▶ [Exercise] Find every line below that contains the word "Novo" and copy it out.

Saved entries
■ ■ ■ ■
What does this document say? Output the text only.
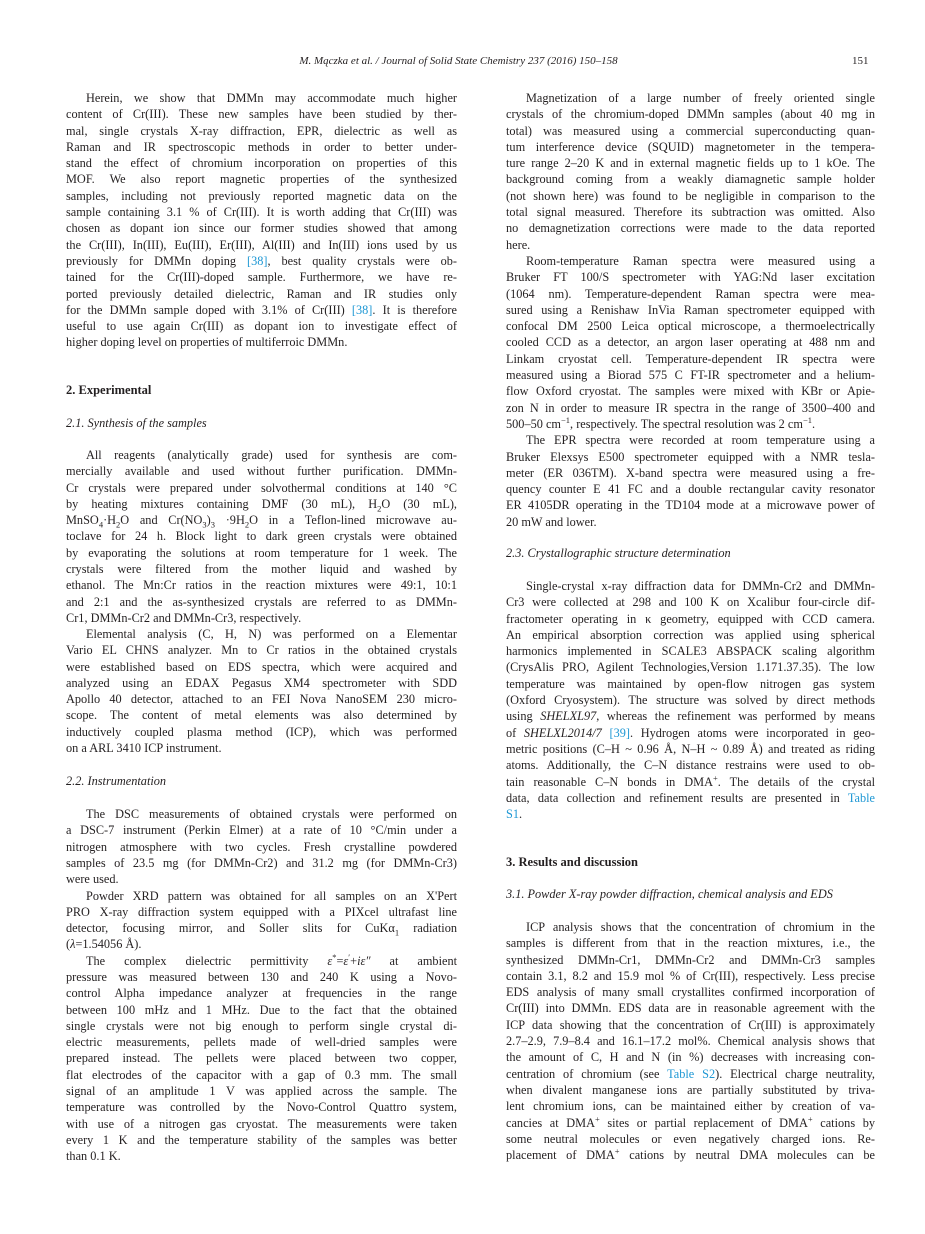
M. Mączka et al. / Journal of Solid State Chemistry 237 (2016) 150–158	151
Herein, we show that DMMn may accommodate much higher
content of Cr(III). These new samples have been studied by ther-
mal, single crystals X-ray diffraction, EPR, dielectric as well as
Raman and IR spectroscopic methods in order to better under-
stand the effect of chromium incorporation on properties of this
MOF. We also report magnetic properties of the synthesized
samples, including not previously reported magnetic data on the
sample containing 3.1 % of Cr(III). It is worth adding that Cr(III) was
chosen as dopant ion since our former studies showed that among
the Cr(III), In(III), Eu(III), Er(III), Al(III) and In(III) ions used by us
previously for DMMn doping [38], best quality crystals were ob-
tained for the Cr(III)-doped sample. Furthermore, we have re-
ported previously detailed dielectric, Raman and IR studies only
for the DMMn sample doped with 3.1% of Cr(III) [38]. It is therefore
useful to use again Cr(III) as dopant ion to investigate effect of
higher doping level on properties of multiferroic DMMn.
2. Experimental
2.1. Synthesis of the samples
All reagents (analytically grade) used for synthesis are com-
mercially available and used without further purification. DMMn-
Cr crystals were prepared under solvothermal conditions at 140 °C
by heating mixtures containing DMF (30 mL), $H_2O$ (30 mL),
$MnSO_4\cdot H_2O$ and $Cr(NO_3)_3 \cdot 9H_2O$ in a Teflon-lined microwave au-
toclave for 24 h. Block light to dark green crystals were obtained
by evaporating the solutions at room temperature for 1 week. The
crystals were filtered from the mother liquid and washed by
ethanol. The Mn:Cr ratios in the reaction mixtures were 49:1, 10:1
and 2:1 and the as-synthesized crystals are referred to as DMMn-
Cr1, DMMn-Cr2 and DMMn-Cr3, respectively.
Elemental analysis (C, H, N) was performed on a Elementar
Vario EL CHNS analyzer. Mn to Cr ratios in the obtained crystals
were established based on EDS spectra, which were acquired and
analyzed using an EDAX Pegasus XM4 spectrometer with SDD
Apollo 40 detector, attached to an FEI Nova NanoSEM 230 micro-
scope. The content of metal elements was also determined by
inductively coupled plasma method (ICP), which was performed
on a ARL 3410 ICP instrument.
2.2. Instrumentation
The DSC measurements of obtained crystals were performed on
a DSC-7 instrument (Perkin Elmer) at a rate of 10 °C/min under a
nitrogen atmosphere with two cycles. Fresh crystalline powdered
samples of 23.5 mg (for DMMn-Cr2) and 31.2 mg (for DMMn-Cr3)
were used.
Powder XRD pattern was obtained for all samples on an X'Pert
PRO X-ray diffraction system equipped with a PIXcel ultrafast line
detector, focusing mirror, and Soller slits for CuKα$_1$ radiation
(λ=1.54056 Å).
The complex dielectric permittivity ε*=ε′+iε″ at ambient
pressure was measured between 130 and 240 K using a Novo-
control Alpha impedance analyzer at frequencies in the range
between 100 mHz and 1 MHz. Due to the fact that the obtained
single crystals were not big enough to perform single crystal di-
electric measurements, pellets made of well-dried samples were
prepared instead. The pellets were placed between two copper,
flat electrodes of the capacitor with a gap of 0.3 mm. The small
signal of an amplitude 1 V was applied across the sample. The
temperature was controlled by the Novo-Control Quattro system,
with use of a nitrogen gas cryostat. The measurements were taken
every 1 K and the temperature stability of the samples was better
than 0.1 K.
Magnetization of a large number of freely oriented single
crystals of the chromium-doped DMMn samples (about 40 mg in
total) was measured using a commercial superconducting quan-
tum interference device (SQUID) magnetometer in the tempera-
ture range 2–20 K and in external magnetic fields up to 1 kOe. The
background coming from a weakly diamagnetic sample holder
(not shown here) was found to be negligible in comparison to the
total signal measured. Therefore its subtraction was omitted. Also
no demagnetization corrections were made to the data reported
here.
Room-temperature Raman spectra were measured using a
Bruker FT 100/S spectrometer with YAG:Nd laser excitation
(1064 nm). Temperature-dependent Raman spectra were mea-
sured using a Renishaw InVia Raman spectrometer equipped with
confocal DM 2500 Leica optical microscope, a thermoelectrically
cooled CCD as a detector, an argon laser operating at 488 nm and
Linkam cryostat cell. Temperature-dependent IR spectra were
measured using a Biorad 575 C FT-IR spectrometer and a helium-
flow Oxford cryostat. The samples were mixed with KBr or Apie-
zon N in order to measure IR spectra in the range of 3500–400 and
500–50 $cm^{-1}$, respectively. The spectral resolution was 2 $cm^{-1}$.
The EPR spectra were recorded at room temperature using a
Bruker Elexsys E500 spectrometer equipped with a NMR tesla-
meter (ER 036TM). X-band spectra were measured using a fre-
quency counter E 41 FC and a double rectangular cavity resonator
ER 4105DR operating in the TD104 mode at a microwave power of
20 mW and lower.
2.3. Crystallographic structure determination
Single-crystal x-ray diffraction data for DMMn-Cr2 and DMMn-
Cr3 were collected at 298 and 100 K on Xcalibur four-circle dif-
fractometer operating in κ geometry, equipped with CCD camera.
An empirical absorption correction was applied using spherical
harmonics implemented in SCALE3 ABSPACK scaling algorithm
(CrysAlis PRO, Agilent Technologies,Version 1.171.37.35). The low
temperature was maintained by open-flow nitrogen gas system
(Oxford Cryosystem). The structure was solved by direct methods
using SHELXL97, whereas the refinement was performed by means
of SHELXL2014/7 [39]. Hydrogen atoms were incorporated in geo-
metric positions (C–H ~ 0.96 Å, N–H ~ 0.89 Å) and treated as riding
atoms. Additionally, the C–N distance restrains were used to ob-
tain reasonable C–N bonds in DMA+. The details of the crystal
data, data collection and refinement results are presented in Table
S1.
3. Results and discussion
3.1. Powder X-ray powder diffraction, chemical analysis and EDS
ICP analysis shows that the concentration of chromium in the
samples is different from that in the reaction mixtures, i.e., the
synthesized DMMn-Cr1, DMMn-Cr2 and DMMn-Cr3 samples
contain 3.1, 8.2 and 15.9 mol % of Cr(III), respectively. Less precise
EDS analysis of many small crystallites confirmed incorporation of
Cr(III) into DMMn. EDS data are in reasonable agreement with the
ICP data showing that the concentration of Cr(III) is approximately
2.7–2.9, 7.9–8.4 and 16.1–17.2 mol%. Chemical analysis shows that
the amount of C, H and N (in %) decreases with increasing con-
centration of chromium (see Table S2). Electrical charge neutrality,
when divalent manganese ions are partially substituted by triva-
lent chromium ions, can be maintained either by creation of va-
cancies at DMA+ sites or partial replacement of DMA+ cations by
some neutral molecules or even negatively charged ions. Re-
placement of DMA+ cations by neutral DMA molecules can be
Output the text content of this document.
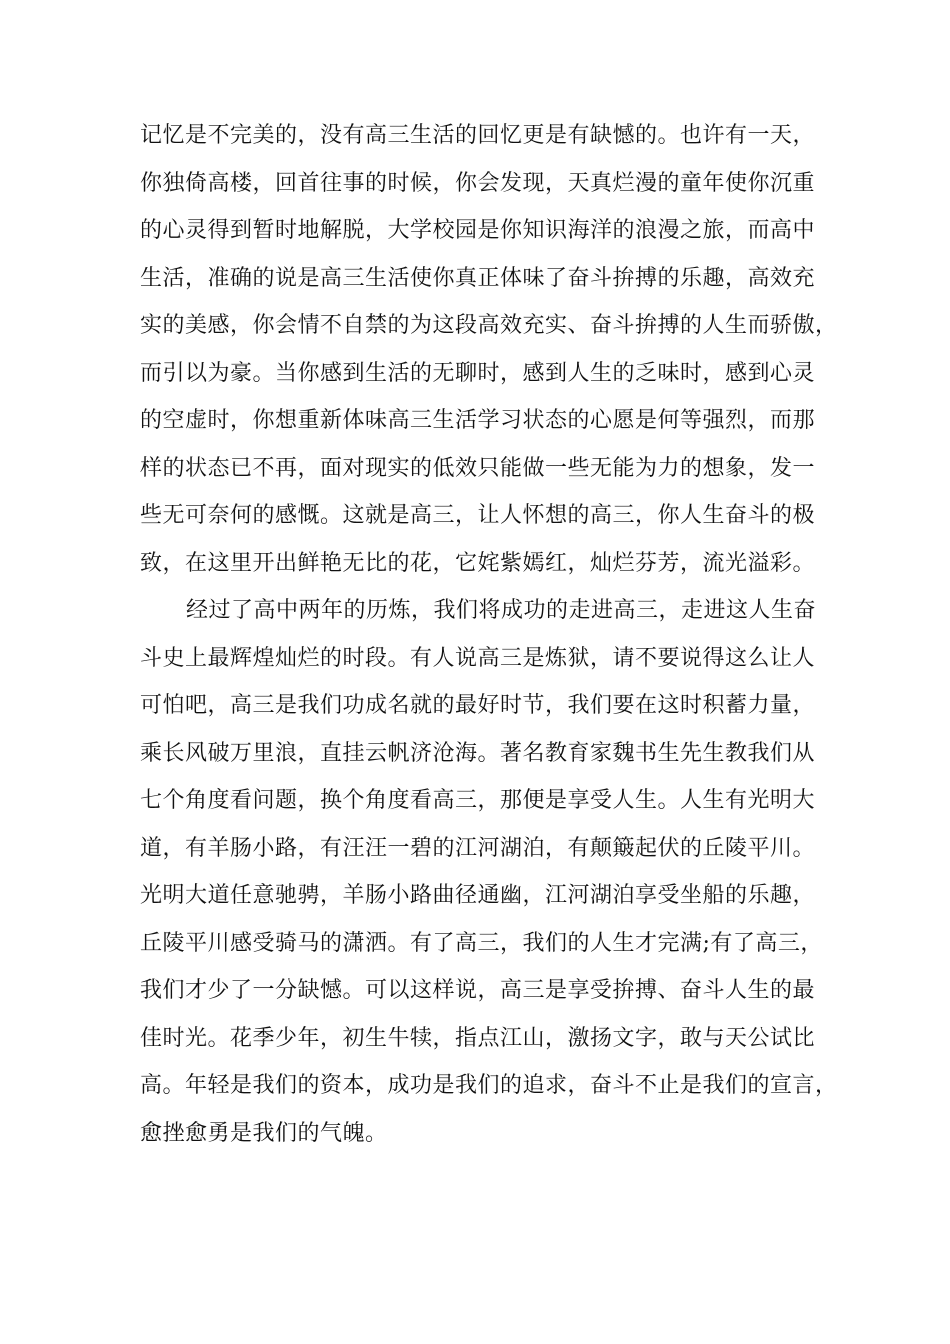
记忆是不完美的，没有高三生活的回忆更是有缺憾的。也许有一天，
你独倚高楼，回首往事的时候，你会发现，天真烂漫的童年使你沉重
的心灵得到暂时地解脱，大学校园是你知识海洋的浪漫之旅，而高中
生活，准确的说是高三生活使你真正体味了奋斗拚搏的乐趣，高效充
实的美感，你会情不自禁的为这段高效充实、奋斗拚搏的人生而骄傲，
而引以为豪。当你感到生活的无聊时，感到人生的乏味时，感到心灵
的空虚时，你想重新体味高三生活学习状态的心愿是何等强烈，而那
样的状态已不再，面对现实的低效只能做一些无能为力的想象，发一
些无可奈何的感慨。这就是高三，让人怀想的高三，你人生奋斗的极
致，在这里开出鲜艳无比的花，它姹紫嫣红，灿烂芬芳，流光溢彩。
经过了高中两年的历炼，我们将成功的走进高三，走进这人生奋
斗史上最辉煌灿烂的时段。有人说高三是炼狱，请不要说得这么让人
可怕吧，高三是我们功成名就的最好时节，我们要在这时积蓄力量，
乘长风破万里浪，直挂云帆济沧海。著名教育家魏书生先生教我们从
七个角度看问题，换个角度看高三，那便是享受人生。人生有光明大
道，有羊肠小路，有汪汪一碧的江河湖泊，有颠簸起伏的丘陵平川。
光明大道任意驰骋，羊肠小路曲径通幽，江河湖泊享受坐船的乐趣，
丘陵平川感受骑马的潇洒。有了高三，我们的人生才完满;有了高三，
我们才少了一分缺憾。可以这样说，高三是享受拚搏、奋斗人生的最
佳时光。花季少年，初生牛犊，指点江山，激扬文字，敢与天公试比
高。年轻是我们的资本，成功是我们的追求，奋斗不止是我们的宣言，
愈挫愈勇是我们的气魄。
■ ■ ■ ■
▶ [Task result]
pressure was measured between 130 and 240 K using a Novo-
temperature was controlled by the Novo-Control Quattro system,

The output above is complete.